> INSTRUCTIONS TO FOLLOW
Output each entry that follows exactly. Images stay out.

⟨

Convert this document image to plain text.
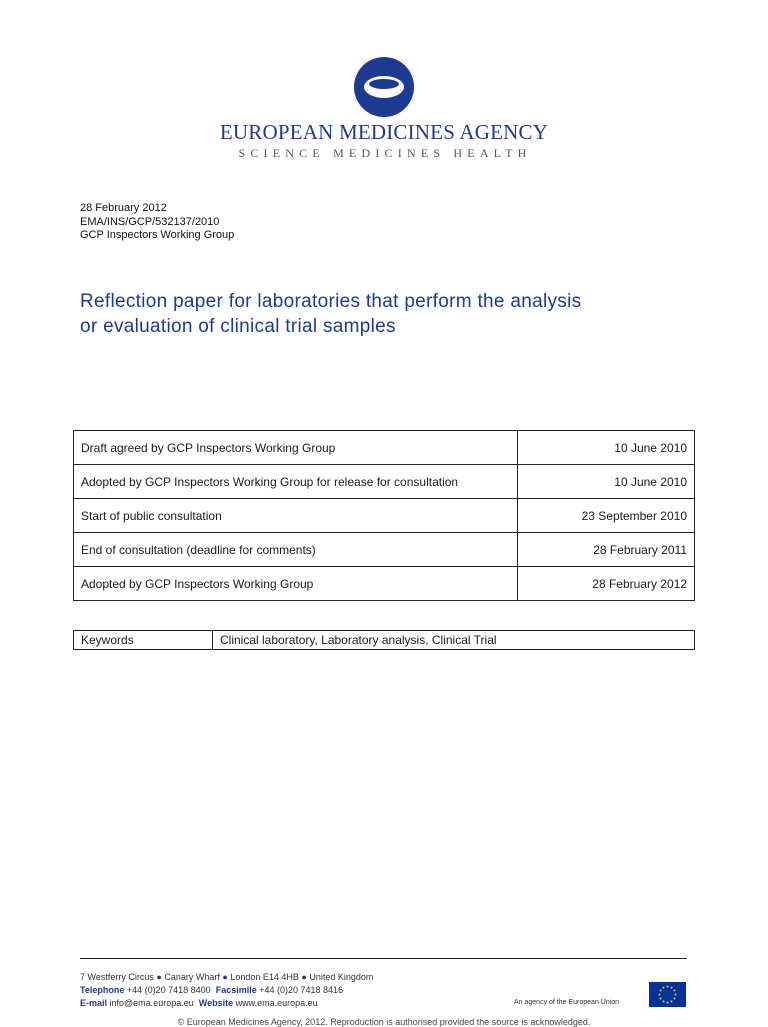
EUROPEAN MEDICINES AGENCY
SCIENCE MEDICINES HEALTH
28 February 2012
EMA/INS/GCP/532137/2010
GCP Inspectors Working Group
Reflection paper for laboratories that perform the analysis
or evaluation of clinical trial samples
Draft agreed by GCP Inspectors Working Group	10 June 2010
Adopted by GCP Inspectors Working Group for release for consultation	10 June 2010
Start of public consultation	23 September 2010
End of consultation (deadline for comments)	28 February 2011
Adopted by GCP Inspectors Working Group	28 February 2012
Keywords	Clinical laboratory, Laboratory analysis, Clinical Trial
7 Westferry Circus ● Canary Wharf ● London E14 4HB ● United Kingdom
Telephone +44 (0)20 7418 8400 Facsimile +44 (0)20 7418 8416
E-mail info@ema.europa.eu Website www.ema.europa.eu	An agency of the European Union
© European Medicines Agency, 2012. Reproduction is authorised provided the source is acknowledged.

⟩

> TASK RESULT
Convert this document image to plain text.
EUROPEAN MEDICINES AGENCY
SCIENCE MEDICINES HEALTH
28 February 2012
EMA/INS/GCP/532137/2010
GCP Inspectors Working Group
Reflection paper for laboratories that perform the analysis
or evaluation of clinical trial samples
Draft agreed by GCP Inspectors Working Group	10 June 2010
Adopted by GCP Inspectors Working Group for release for consultation	10 June 2010
Start of public consultation	23 September 2010
End of consultation (deadline for comments)	28 February 2011
Adopted by GCP Inspectors Working Group	28 February 2012
Keywords	Clinical laboratory, Laboratory analysis, Clinical Trial
7 Westferry Circus ● Canary Wharf ● London E14 4HB ● United Kingdom
Telephone +44 (0)20 7418 8400 Facsimile +44 (0)20 7418 8416
E-mail info@ema.europa.eu Website www.ema.europa.eu	An agency of the European Union
© European Medicines Agency, 2012. Reproduction is authorised provided the source is acknowledged.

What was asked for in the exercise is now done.